Document segment:
One response to anonymity was content marketing which looks to deliver information (and perhaps uncover prospects) during this early phase. But it is difficult to customize messaging to anonymous individuals. Thus sprung up visitor id services such as Demandbase that map IP addresses to company firmographics in real-time. For example, a visitor from a P&C insurance IP address would be shown a website and content that speaks to their industry specific needs.
Firms also engaged in SEO and SEM to drive traffic to vertical content. While these activities were an improvement, they provided no indication concerning whether the prospect was in the market for a firm’s solutions.
Firms like Bombora and The Big Willow work with B2B media sites to map site traffic and actions (e.g. downloading white papers, webinar attendance, site searches), to specific companies. Thus, each IP address has a baseline activity trail which indicates topics of interest. Intent firms then match B2B media site visitor actions to an intent taxonomy covering thousands of topics. Of course, larger firms will leave more distinct trails and firms will display heavy footprints around their own industry and target segments. These patterns are company-specific background noise. To find the intent signals, intent vendor analytics determine which topics are surging at each company. For example, If GE has X searches per week on cloud computing, then this activity rate is general background noise. But if activity spikes to 2X, then there is likely to be some initiative underway at the firm concerning cloud computing. It is these surges that identify firms to be targeted. Intent data provides a mechanism for placing calculated bets on which accounts and prospects deserve additional resources.

Data extracts:
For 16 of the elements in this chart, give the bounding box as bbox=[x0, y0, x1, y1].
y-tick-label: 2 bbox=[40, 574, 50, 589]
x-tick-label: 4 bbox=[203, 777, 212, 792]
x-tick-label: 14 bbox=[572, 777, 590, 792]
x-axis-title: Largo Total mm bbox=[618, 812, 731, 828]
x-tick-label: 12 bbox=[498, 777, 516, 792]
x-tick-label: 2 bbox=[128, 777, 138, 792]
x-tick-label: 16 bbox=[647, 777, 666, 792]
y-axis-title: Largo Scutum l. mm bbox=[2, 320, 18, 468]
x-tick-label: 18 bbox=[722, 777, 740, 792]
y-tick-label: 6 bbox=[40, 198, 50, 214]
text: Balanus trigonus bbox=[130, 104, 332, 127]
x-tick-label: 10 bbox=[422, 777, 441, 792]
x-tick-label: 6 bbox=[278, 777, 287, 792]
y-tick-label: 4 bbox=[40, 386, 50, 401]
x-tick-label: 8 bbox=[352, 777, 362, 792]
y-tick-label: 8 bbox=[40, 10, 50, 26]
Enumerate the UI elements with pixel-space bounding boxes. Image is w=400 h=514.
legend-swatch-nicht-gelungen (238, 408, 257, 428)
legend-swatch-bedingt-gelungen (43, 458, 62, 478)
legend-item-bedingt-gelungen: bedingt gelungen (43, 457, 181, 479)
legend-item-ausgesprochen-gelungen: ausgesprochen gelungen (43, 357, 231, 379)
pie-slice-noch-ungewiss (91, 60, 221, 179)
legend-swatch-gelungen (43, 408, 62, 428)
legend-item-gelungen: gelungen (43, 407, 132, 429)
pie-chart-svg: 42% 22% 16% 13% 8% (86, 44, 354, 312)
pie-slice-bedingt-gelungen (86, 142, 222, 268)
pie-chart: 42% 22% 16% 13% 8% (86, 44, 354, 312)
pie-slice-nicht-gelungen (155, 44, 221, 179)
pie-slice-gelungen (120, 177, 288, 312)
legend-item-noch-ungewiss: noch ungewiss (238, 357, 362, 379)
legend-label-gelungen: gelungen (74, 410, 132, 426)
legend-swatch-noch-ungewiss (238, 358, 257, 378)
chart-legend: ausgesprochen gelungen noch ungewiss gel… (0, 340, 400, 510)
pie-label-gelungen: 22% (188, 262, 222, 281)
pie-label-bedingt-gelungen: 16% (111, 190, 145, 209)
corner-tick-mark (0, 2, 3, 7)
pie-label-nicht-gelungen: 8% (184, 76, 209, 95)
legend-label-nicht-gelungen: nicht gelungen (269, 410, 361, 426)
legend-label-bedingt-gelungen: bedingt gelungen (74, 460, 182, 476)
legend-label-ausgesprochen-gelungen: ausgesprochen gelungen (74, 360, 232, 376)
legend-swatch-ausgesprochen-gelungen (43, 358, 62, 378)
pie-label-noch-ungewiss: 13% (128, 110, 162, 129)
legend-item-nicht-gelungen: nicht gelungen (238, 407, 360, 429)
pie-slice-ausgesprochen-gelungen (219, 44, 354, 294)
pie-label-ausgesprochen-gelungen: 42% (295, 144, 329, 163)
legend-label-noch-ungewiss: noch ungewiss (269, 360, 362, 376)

Task instructions: Reproduce word for word the section of the passage on B2B intent data that begins at the words "One response to" and stops after the words "industry specific needs.".

Your response:
One response to anonymity was content marketing which looks to deliver information (and perhaps uncover prospects) during this early phase. But it is difficult to customize messaging to anonymous individuals. Thus sprung up visitor id services such as Demandbase that map IP addresses to company firmographics in real-time. For example, a visitor from a P&C insurance IP address would be shown a website and content that speaks to their industry specific needs.